— REQUEST —
For each line that holds "нормативные", copy the line out.

Data entries:
+ + + +

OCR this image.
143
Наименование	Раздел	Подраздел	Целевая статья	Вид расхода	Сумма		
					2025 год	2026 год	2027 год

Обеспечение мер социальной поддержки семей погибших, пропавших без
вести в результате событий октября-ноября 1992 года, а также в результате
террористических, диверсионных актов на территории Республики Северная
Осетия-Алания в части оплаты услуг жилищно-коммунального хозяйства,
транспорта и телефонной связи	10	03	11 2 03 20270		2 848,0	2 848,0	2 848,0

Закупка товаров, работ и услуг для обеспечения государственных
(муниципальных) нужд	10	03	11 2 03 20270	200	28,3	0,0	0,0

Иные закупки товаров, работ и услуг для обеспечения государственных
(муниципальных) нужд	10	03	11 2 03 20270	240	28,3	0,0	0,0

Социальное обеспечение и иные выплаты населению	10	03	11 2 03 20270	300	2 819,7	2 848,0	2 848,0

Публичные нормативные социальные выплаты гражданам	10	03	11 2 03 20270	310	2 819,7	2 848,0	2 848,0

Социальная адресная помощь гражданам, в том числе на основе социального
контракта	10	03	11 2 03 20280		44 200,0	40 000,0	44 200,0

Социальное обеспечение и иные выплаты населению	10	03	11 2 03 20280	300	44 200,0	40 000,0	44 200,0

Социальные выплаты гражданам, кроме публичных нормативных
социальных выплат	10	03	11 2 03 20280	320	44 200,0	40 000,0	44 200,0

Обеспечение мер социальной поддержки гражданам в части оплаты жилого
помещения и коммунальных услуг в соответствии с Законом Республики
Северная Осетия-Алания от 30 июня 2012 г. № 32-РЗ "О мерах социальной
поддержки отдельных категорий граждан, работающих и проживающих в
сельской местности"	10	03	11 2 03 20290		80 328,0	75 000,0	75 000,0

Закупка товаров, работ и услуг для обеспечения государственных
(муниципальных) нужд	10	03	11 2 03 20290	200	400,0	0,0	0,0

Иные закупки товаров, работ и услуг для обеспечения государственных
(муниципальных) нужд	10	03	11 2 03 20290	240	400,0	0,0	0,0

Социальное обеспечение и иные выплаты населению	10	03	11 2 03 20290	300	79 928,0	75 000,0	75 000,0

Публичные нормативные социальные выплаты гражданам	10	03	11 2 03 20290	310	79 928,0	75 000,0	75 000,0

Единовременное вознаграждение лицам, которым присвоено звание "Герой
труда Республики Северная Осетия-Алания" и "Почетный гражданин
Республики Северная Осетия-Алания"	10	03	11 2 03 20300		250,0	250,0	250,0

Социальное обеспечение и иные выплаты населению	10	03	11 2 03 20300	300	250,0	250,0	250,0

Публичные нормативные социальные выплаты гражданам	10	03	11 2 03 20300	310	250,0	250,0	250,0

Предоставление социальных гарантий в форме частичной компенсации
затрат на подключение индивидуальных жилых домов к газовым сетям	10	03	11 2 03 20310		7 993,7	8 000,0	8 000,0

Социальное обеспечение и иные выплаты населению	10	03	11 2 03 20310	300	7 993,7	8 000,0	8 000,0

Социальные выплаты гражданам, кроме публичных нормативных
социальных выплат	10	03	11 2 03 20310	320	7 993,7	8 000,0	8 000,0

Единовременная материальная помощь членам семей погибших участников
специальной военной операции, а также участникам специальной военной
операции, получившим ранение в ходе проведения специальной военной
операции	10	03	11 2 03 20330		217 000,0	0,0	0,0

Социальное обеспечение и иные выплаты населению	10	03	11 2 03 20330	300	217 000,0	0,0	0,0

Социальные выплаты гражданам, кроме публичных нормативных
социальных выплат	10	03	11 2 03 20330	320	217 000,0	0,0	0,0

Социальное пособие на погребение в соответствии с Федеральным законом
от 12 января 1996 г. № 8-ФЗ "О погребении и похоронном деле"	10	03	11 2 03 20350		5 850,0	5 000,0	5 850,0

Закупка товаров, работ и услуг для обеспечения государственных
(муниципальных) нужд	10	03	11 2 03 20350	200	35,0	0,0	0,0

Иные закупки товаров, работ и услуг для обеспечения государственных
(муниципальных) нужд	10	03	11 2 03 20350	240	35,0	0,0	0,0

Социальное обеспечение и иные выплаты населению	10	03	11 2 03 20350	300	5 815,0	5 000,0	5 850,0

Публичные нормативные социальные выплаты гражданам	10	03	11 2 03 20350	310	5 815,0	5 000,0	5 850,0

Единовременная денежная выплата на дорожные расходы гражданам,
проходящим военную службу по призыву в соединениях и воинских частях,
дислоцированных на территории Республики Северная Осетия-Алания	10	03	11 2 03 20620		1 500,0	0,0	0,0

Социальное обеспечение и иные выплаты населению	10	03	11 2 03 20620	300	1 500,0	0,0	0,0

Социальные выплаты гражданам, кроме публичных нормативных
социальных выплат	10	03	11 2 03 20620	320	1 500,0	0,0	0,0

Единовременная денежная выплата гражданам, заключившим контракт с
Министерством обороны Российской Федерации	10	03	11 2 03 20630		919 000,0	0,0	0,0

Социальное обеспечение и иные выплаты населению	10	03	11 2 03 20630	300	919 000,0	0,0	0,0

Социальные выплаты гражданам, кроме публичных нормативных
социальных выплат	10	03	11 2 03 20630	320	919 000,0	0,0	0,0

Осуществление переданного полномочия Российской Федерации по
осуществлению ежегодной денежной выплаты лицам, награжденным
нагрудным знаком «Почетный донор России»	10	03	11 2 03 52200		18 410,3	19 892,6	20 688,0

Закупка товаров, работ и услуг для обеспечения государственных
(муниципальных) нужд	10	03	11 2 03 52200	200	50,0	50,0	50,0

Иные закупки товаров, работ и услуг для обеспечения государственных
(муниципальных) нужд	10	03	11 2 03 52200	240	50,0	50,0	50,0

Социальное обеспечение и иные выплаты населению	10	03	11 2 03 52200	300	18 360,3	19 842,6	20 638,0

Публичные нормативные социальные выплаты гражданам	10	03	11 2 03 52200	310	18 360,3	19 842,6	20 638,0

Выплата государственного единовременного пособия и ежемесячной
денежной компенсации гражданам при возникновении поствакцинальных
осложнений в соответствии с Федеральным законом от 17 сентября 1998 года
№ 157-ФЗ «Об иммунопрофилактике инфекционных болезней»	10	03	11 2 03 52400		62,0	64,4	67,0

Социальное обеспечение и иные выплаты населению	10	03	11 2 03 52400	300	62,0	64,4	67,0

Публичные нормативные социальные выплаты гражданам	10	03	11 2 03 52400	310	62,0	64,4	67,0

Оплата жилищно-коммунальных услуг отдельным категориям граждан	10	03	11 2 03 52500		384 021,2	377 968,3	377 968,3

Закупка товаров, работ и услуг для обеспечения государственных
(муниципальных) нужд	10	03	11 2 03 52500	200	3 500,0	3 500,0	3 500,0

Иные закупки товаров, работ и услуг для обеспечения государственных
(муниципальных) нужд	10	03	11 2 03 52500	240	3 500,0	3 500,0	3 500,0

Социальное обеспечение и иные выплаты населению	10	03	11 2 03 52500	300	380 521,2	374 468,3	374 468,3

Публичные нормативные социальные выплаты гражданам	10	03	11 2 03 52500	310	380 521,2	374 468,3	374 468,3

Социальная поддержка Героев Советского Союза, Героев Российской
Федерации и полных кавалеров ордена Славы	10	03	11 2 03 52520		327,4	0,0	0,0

+ + + +

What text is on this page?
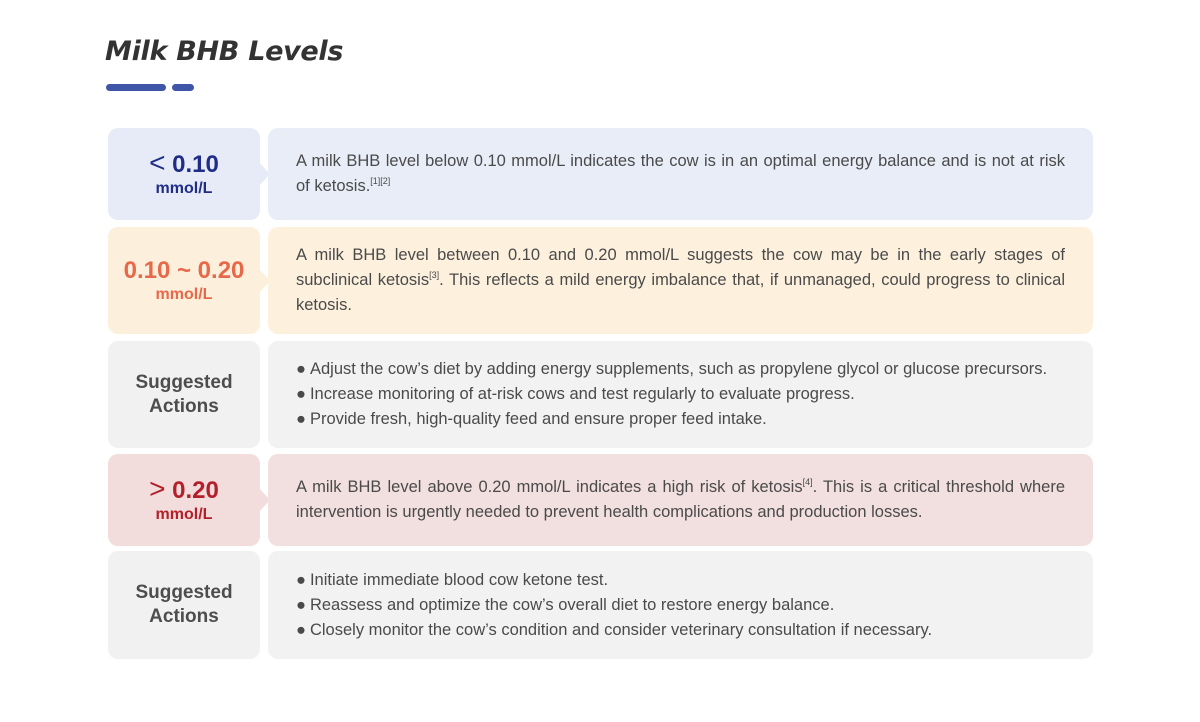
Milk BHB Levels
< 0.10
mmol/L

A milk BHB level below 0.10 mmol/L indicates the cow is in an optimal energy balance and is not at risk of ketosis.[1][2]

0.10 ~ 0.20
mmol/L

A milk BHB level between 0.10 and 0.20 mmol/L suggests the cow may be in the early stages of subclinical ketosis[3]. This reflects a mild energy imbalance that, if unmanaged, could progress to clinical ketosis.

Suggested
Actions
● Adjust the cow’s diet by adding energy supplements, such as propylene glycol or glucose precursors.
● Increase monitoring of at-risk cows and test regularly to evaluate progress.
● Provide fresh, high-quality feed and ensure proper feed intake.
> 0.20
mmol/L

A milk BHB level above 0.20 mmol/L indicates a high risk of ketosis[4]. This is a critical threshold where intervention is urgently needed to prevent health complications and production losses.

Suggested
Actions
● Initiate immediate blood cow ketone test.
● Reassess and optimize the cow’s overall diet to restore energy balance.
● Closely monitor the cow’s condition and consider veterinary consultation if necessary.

+ + + +

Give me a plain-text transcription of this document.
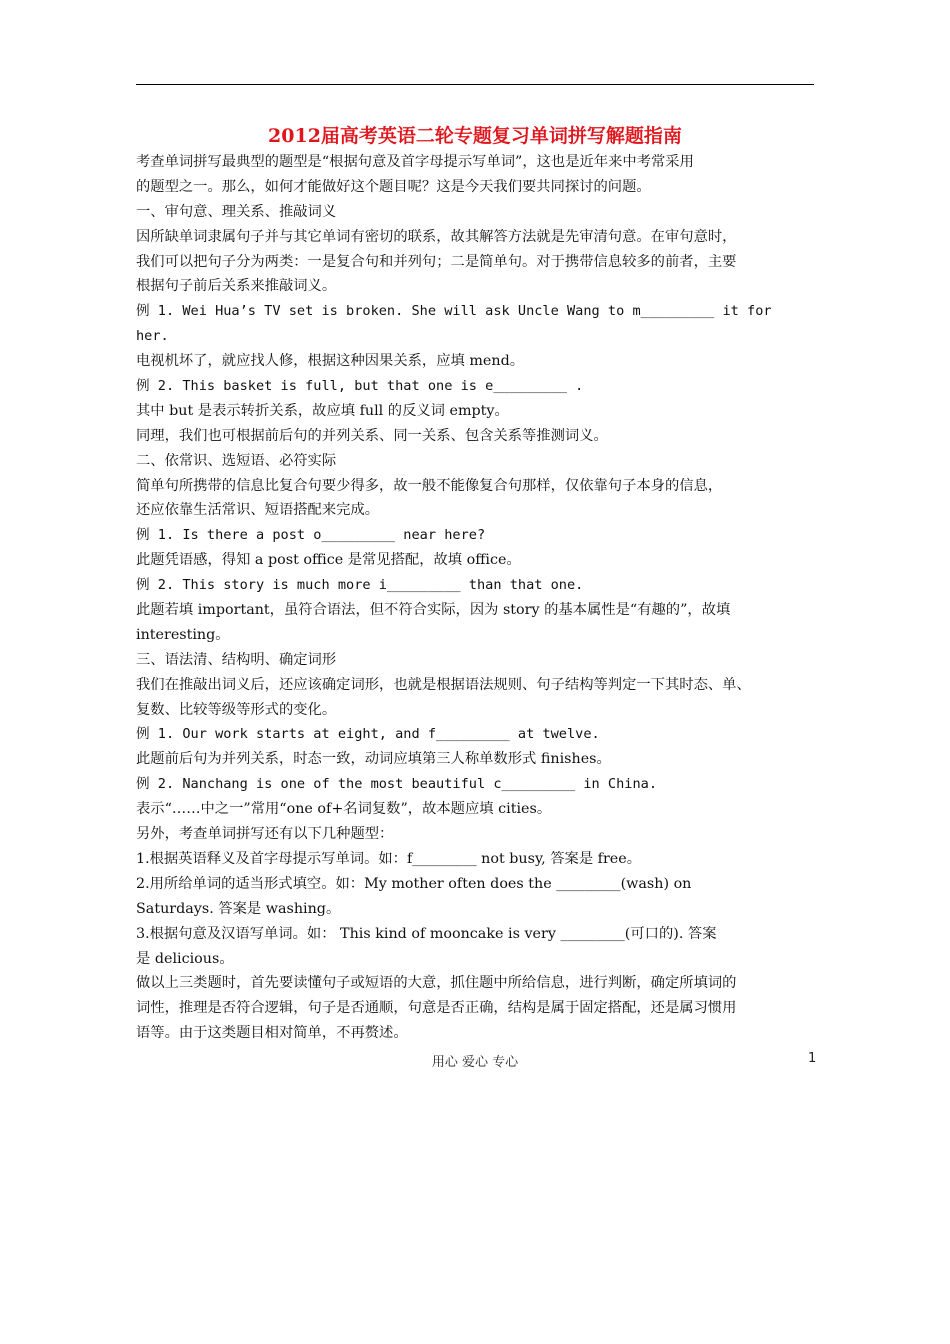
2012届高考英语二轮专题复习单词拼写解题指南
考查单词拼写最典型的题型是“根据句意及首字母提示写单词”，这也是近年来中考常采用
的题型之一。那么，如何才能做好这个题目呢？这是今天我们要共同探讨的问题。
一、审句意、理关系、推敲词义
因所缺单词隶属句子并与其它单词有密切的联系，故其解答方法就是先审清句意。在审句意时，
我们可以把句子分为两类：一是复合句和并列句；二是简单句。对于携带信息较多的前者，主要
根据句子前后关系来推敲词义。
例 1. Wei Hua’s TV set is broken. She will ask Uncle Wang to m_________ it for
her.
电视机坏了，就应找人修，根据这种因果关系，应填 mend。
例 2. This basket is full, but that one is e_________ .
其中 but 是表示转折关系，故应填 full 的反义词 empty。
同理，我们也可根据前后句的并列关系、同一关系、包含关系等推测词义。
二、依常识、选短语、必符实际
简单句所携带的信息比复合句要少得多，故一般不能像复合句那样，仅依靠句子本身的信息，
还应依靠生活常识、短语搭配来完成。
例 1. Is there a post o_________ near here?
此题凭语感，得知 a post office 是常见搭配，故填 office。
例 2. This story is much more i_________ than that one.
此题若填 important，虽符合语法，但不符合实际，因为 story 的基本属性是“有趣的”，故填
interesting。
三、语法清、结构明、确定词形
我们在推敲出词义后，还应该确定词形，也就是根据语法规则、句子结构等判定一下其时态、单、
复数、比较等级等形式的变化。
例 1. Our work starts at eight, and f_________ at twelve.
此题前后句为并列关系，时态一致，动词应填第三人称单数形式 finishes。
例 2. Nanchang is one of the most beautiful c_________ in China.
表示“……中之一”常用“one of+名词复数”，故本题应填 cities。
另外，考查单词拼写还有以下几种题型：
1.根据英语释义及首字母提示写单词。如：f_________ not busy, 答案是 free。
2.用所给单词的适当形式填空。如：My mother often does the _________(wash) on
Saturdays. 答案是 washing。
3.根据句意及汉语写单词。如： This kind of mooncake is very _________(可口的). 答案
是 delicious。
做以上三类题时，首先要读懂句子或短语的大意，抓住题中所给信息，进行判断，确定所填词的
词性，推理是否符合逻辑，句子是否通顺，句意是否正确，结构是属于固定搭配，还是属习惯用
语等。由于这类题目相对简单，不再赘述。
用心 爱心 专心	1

+ + + +

— RESPONSE TO THE TASK —
Публичные нормативные социальные выплаты гражданам	10	03	11 2 03 20270	310	2 819,7	2 848,0	2 848,0
Публичные нормативные социальные выплаты гражданам	10	03	11 2 03 20290	310	79 928,0	75 000,0	75 000,0
Публичные нормативные социальные выплаты гражданам	10	03	11 2 03 20300	310	250,0	250,0	250,0
Публичные нормативные социальные выплаты гражданам	10	03	11 2 03 20350	310	5 815,0	5 000,0	5 850,0
Публичные нормативные социальные выплаты гражданам	10	03	11 2 03 52200	310	18 360,3	19 842,6	20 638,0
Публичные нормативные социальные выплаты гражданам	10	03	11 2 03 52400	310	62,0	64,4	67,0
Публичные нормативные социальные выплаты гражданам	10	03	11 2 03 52500	310	380 521,2	374 468,3	374 468,3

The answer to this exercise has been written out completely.